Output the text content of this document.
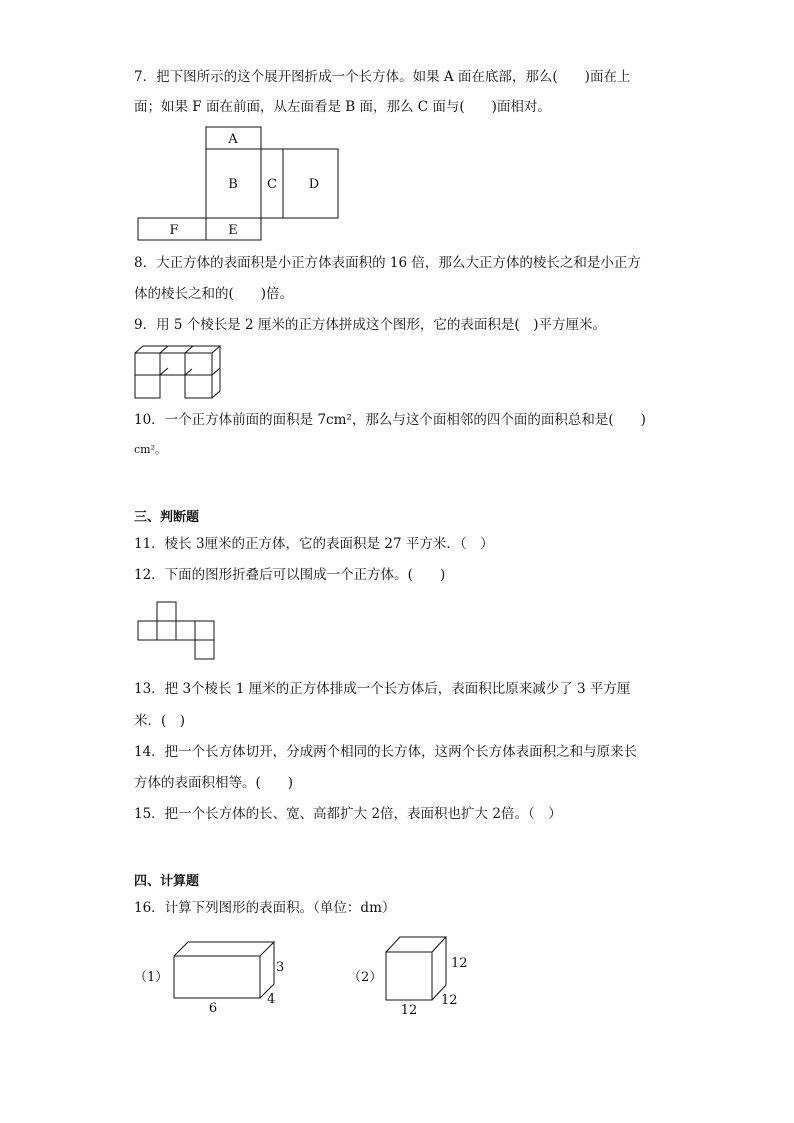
7．把下图所示的这个展开图折成一个长方体。如果 A 面在底部，那么(　　)面在上
面；如果 F 面在前面，从左面看是 B 面，那么 C 面与(　　)面相对。
A
B C D
F	E
8．大正方体的表面积是小正方体表面积的 16 倍，那么大正方体的棱长之和是小正方
体的棱长之和的(　　)倍。
9．用 5 个棱长是 2 厘米的正方体拼成这个图形，它的表面积是(　)平方厘米。
10．一个正方体前面的面积是 7cm²，那么与这个面相邻的四个面的面积总和是(　　)
cm²。
三、判断题
11．棱长 3厘米的正方体，它的表面积是 27 平方米．（　）
12．下面的图形折叠后可以围成一个正方体。(　　)
13．把 3个棱长 1 厘米的正方体排成一个长方体后，表面积比原来减少了 3 平方厘
米．(　)
14．把一个长方体切开，分成两个相同的长方体，这两个长方体表面积之和与原来长
方体的表面积相等。(　　)
15．把一个长方体的长、宽、高都扩大 2倍，表面积也扩大 2倍。（　）
四、计算题
16．计算下列图形的表面积。（单位：dm）
（1）
6
4
3
（2）
12
12
12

◆ Directive
List all lines where "它的表面积是" occurs.

◆ Complete response
9．用 5 个棱长是 2 厘米的正方体拼成这个图形，它的表面积是(　)平方厘米。
11．棱长 3厘米的正方体，它的表面积是 27 平方米．（　）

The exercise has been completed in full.